* Given information *
- - -

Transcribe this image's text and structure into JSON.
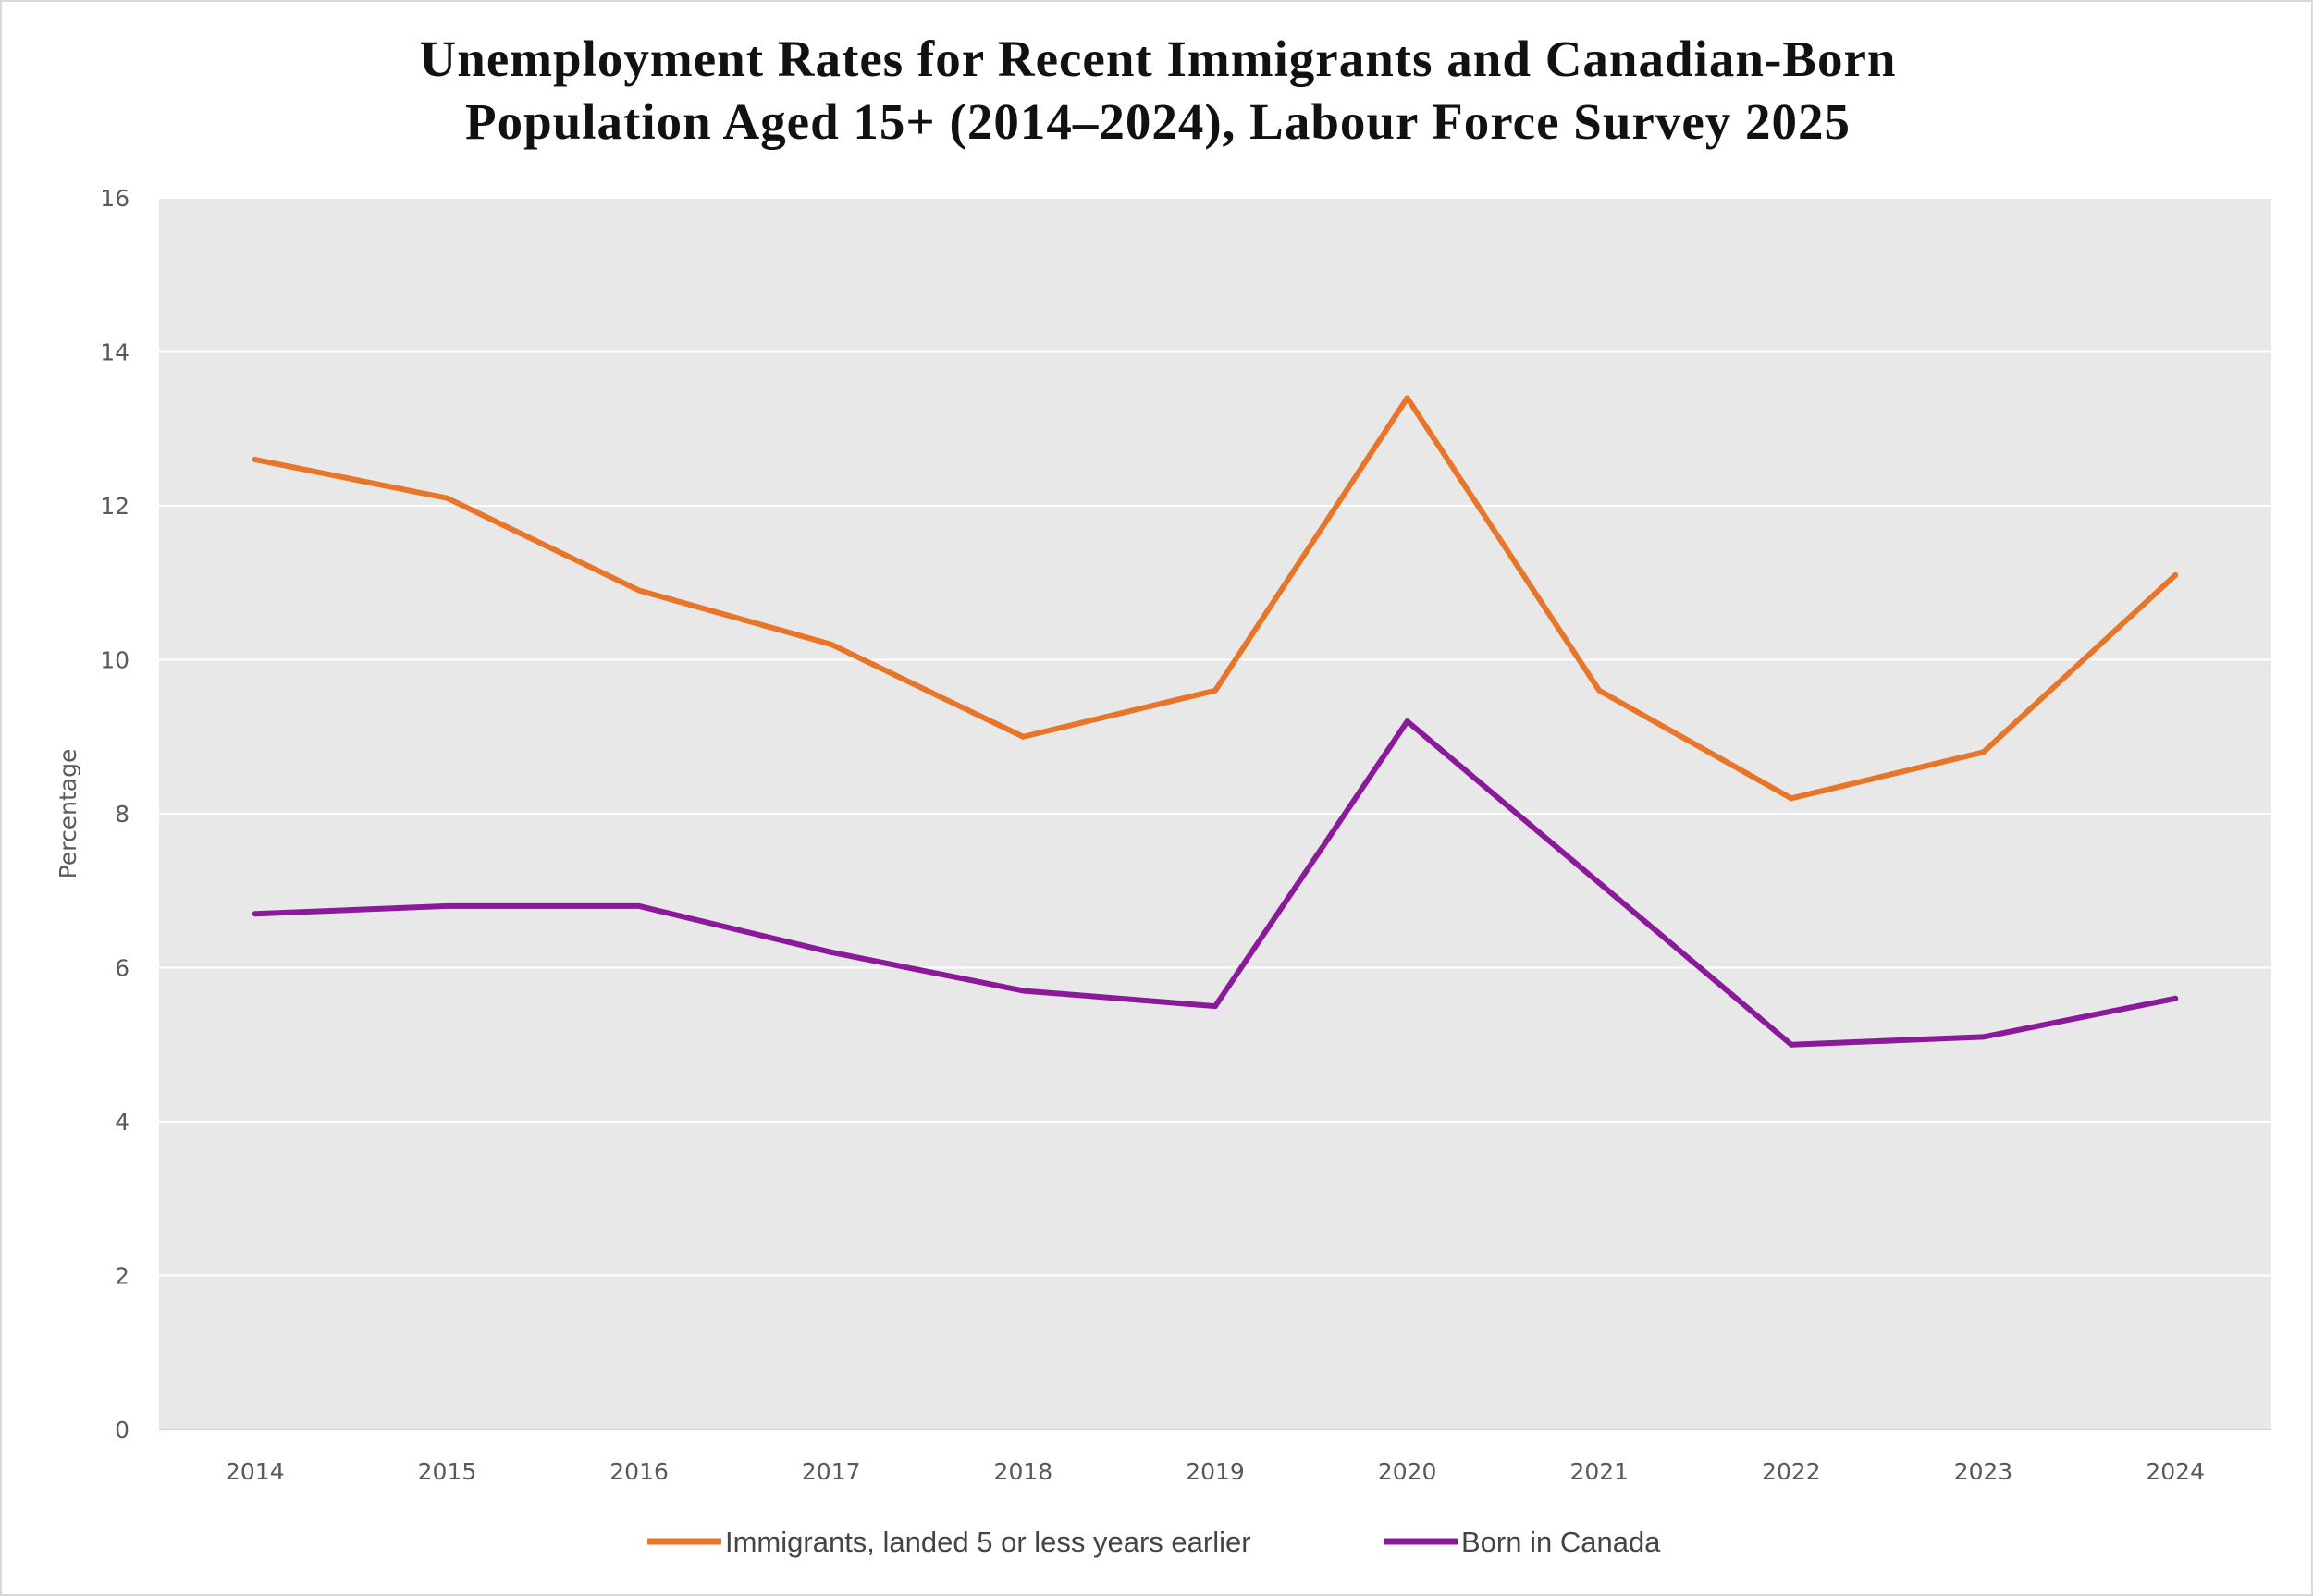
{
  "chart_data": {
    "type": "line",
    "title": "Unemployment Rates for Recent Immigrants and Canadian-Born",
    "title_line2": "Population Aged 15+ (2014–2024), Labour Force Survey 2025",
    "xlabel": "",
    "ylabel": "Percentage",
    "ylim": [
      0,
      16
    ],
    "yticks": [
      0,
      2,
      4,
      6,
      8,
      10,
      12,
      14,
      16
    ],
    "categories": [
      "2014",
      "2015",
      "2016",
      "2017",
      "2018",
      "2019",
      "2020",
      "2021",
      "2022",
      "2023",
      "2024"
    ],
    "grid": true,
    "legend_position": "bottom",
    "background": "#E8E8E8",
    "series": [
      {
        "name": "Immigrants, landed 5 or less years earlier",
        "color": "#E8762A",
        "values": [
          12.6,
          12.1,
          10.9,
          10.2,
          9.0,
          9.6,
          13.4,
          9.6,
          8.2,
          8.8,
          11.1
        ]
      },
      {
        "name": "Born in Canada",
        "color": "#8B1A9B",
        "values": [
          6.7,
          6.8,
          6.8,
          6.2,
          5.7,
          5.5,
          9.2,
          7.1,
          5.0,
          5.1,
          5.6
        ]
      }
    ]
  }
}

- - -

* What you need to do *
Count how many lines contain "name" and give only that count.

* Complete output *
2